§ Short task
Retype the lines exactly, beginning with the first line and continuing through the line that contains "- game-title[interactable]: ブレイブリーデフォルトII".

Listings of element regions
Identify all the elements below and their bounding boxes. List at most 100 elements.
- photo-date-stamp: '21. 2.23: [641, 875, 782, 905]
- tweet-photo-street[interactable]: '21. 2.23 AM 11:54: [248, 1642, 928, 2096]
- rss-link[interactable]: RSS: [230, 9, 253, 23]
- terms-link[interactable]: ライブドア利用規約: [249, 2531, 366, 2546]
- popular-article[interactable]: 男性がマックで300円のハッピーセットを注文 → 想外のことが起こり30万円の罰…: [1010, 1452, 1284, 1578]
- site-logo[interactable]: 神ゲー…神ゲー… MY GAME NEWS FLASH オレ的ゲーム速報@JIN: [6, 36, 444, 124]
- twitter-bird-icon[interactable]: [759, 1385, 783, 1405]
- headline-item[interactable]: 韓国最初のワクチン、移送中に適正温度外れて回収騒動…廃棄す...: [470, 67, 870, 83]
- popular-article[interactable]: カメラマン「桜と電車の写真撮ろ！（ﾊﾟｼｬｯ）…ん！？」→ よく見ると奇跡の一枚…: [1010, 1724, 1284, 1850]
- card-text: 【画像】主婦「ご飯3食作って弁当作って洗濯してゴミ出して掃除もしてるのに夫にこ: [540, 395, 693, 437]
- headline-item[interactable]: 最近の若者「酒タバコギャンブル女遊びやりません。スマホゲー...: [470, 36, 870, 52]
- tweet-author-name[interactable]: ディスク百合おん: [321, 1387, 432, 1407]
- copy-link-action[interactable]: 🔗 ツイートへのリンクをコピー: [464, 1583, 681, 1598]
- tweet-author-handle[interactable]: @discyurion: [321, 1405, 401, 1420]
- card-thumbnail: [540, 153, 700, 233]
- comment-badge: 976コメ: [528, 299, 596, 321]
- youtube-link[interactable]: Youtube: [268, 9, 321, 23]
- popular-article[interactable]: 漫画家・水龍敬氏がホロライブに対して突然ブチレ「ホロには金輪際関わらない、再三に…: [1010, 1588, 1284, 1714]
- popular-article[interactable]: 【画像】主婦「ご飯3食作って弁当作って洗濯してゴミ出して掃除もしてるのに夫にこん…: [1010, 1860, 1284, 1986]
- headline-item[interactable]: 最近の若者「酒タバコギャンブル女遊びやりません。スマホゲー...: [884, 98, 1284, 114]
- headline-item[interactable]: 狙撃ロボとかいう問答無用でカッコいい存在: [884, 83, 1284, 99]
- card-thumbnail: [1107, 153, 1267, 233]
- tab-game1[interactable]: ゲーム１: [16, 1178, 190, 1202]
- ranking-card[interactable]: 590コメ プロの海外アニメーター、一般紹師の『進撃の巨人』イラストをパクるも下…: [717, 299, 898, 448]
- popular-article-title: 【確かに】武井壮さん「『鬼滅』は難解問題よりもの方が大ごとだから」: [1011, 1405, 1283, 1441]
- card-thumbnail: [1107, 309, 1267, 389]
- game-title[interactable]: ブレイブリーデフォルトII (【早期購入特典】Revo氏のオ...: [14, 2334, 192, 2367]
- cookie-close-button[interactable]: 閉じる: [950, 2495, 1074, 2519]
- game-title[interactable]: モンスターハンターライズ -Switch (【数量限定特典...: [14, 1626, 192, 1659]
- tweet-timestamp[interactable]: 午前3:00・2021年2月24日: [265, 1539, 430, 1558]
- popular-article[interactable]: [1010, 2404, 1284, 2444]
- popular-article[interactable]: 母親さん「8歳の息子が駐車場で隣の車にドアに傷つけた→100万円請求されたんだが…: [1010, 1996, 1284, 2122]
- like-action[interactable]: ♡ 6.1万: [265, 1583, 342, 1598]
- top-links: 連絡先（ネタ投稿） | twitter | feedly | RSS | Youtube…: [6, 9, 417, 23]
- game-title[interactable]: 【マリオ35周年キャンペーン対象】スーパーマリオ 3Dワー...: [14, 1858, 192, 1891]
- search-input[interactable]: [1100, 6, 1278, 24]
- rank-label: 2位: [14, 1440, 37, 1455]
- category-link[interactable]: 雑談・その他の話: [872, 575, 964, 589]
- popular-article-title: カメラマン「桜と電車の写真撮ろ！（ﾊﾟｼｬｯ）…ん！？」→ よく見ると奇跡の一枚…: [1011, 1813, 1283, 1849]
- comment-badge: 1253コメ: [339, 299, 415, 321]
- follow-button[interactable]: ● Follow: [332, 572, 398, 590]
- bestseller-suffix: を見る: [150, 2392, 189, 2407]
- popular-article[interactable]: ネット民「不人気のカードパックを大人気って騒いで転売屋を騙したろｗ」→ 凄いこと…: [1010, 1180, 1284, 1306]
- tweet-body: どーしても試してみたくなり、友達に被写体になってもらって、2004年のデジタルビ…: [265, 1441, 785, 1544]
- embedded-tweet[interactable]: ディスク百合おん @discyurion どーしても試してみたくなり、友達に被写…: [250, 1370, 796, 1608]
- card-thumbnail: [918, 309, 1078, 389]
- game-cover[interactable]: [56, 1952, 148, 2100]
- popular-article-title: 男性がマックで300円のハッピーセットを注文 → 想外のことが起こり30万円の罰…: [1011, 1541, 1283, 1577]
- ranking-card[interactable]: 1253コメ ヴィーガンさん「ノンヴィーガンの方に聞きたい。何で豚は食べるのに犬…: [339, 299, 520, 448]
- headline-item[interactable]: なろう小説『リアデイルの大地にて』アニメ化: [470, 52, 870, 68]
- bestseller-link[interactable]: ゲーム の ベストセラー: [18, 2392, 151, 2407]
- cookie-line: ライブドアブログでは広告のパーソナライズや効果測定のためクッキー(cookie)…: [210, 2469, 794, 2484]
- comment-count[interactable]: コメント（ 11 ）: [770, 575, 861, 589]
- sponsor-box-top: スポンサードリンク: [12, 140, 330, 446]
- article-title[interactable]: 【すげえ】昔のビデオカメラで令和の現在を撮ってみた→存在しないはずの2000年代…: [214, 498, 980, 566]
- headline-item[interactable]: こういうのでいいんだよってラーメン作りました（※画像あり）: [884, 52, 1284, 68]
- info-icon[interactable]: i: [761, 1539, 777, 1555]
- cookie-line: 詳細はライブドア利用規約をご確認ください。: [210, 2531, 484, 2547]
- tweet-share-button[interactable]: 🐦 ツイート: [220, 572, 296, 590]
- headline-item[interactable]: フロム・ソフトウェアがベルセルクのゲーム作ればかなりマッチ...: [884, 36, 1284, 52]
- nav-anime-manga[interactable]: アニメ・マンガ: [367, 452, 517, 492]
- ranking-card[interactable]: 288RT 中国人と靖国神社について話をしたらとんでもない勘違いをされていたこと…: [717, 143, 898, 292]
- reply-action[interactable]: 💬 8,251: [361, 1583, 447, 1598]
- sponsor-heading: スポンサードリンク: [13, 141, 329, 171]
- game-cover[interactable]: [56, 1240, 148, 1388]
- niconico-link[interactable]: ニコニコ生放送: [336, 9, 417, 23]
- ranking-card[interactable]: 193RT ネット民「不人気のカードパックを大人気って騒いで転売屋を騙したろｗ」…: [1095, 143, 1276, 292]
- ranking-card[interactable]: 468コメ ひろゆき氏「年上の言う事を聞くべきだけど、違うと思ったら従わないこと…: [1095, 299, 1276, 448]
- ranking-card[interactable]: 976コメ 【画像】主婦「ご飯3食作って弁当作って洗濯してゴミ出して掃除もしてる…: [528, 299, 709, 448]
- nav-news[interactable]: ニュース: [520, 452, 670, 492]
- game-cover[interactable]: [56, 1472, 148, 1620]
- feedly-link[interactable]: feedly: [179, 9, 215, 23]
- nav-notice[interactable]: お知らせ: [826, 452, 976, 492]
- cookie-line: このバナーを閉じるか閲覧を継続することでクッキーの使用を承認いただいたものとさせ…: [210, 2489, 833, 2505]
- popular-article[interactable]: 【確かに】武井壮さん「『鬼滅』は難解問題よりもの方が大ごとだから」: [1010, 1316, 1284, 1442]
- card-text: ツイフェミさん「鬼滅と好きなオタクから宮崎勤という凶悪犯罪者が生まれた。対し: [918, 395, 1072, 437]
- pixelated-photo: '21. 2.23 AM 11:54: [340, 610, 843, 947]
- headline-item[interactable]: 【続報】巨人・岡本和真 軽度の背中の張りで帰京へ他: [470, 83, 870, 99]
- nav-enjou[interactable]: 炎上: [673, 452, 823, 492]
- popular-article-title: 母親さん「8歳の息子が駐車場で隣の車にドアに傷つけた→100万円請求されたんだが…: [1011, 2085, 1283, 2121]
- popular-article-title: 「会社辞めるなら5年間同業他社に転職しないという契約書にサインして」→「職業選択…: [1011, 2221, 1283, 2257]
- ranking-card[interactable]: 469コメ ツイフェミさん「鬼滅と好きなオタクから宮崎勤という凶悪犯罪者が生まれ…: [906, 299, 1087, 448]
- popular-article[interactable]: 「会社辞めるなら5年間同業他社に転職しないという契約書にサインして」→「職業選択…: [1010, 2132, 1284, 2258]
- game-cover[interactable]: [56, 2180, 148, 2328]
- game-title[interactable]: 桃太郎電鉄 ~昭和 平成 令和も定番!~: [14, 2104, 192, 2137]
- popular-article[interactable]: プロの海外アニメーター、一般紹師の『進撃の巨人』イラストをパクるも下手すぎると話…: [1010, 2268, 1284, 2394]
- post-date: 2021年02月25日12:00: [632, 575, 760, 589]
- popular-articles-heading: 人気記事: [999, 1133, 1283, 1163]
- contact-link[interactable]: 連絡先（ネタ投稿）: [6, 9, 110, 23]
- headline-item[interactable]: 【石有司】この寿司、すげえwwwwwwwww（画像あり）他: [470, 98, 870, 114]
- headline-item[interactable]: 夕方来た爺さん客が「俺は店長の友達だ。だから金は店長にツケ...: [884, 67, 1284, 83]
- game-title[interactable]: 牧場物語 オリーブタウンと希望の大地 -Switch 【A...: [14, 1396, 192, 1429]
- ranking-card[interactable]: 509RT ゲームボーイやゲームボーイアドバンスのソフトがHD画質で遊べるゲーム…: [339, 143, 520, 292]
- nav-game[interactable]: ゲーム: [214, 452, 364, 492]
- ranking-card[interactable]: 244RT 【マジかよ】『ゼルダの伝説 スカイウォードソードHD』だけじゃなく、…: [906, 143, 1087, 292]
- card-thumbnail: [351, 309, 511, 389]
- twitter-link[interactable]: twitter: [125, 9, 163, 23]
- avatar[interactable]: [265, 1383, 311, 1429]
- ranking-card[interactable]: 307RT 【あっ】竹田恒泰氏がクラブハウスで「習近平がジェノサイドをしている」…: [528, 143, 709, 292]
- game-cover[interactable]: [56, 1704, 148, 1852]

§ The result
Identify all the elements below and their bounding boxes. List at most 100 elements.
- photo-date-stamp: '21. 2.23: [641, 875, 782, 905]
- tweet-photo-street[interactable]: '21. 2.23 AM 11:54: [248, 1642, 928, 2096]
- rss-link[interactable]: RSS: [230, 9, 253, 23]
- terms-link[interactable]: ライブドア利用規約: [249, 2531, 366, 2546]
- popular-article[interactable]: 男性がマックで300円のハッピーセットを注文 → 想外のことが起こり30万円の罰…: [1010, 1452, 1284, 1578]
- site-logo[interactable]: 神ゲー…神ゲー… MY GAME NEWS FLASH オレ的ゲーム速報@JIN: [6, 36, 444, 124]
- twitter-bird-icon[interactable]: [759, 1385, 783, 1405]
- headline-item[interactable]: 韓国最初のワクチン、移送中に適正温度外れて回収騒動…廃棄す...: [470, 67, 870, 83]
- popular-article[interactable]: カメラマン「桜と電車の写真撮ろ！（ﾊﾟｼｬｯ）…ん！？」→ よく見ると奇跡の一枚…: [1010, 1724, 1284, 1850]
- card-text: 【画像】主婦「ご飯3食作って弁当作って洗濯してゴミ出して掃除もしてるのに夫にこ: [540, 395, 693, 437]
- headline-item[interactable]: 最近の若者「酒タバコギャンブル女遊びやりません。スマホゲー...: [470, 36, 870, 52]
- tweet-author-name[interactable]: ディスク百合おん: [321, 1387, 432, 1407]
- copy-link-action[interactable]: 🔗 ツイートへのリンクをコピー: [464, 1583, 681, 1598]
- tweet-author-handle[interactable]: @discyurion: [321, 1405, 401, 1420]
- card-thumbnail: [540, 153, 700, 233]
- comment-badge: 976コメ: [528, 299, 596, 321]
- youtube-link[interactable]: Youtube: [268, 9, 321, 23]
- popular-article[interactable]: 漫画家・水龍敬氏がホロライブに対して突然ブチレ「ホロには金輪際関わらない、再三に…: [1010, 1588, 1284, 1714]
- popular-article[interactable]: 【画像】主婦「ご飯3食作って弁当作って洗濯してゴミ出して掃除もしてるのに夫にこん…: [1010, 1860, 1284, 1986]
- headline-item[interactable]: 最近の若者「酒タバコギャンブル女遊びやりません。スマホゲー...: [884, 98, 1284, 114]
- headline-item[interactable]: 狙撃ロボとかいう問答無用でカッコいい存在: [884, 83, 1284, 99]
- card-thumbnail: [1107, 153, 1267, 233]
- tab-game1[interactable]: ゲーム１: [16, 1178, 190, 1202]
- ranking-card[interactable]: 590コメ プロの海外アニメーター、一般紹師の『進撃の巨人』イラストをパクるも下…: [717, 299, 898, 448]
- popular-article-title: 【確かに】武井壮さん「『鬼滅』は難解問題よりもの方が大ごとだから」: [1011, 1405, 1283, 1441]
- card-thumbnail: [1107, 309, 1267, 389]
- game-title[interactable]: ブレイブリーデフォルトII (【早期購入特典】Revo氏のオ...: [14, 2334, 192, 2367]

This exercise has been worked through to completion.